-- Work to complete --
Select from the data all lines with the word "Population".

>> START

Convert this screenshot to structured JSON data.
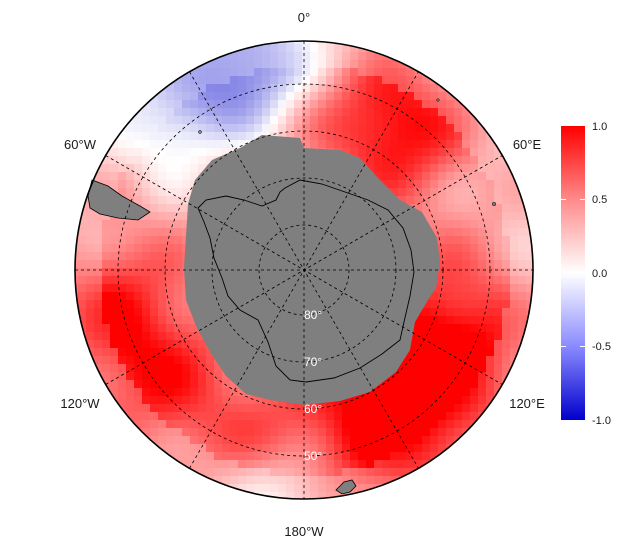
{
  "map": {
    "projection": "south-polar-stereographic",
    "longitude_labels": [
      {
        "lon": 0,
        "text": "0°"
      },
      {
        "lon": -60,
        "text": "60°W"
      },
      {
        "lon": 60,
        "text": "60°E"
      },
      {
        "lon": -120,
        "text": "120°W"
      },
      {
        "lon": 120,
        "text": "120°E"
      },
      {
        "lon": 180,
        "text": "180°W"
      }
    ],
    "latitude_labels": [
      {
        "lat": -80,
        "text": "80°"
      },
      {
        "lat": -70,
        "text": "70°"
      },
      {
        "lat": -60,
        "text": "60°"
      },
      {
        "lat": -50,
        "text": "50°"
      }
    ],
    "colorbar": {
      "min": -1.0,
      "max": 1.0,
      "ticks": [
        {
          "value": 1.0,
          "text": "1.0"
        },
        {
          "value": 0.5,
          "text": "0.5"
        },
        {
          "value": 0.0,
          "text": "0.0"
        },
        {
          "value": -0.5,
          "text": "-0.5"
        },
        {
          "value": -1.0,
          "text": "-1.0"
        }
      ],
      "colors": {
        "low": "#0000cc",
        "mid": "#ffffff",
        "high": "#ff0000"
      }
    },
    "colors": {
      "land": "#7f7f7f",
      "outline": "#000000",
      "graticule": "#000000"
    }
  }
}
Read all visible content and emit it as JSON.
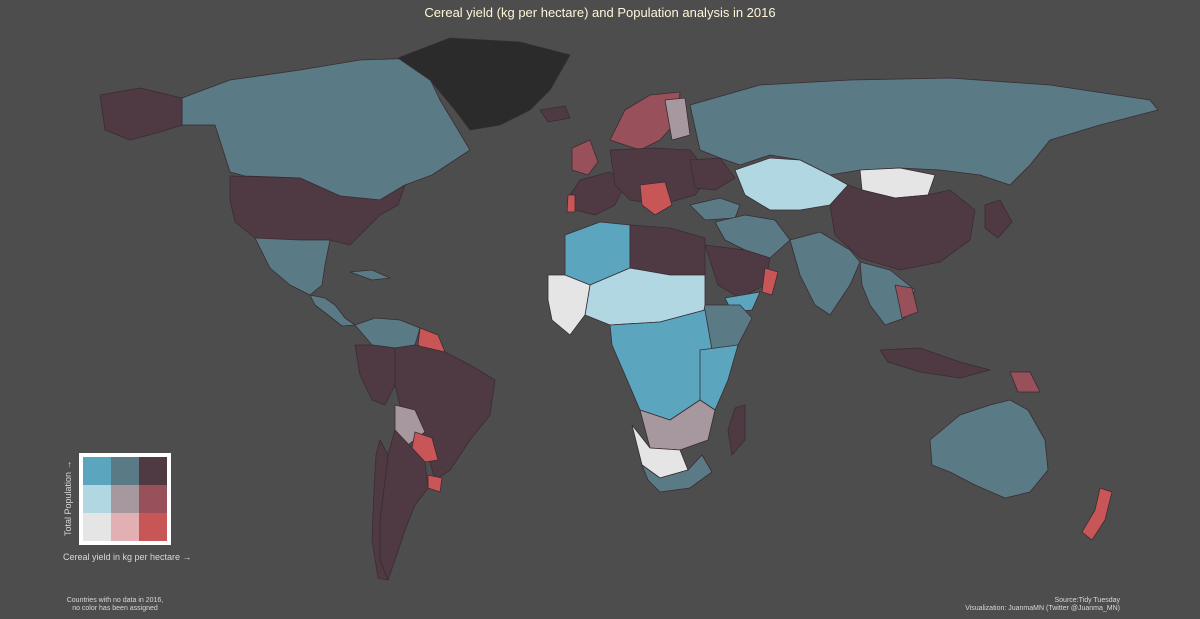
{
  "title": "Cereal yield (kg per hectare) and Population analysis in 2016",
  "legend": {
    "y_label": "Total Population →",
    "x_label": "Cereal yield in kg per hectare →",
    "palette_rows_top_to_bottom": [
      [
        "#5ba6be",
        "#5a7a86",
        "#4f3a44"
      ],
      [
        "#b1d7e2",
        "#a7979f",
        "#98505a"
      ],
      [
        "#e5e5e5",
        "#e2afb2",
        "#c95657"
      ]
    ]
  },
  "no_data_color": "#2b2b2b",
  "note_left": [
    "Countries with no data in 2016,",
    "no color has been assigned"
  ],
  "note_right": [
    "Source:Tidy Tuesday",
    "Visualization: JuanmaMN (Twitter @Juanma_MN)"
  ]
}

>> END

-- Exercise output --
  "title": "Cereal yield (kg per hectare) and Population analysis in 2016",
    "y_label": "Total Population →",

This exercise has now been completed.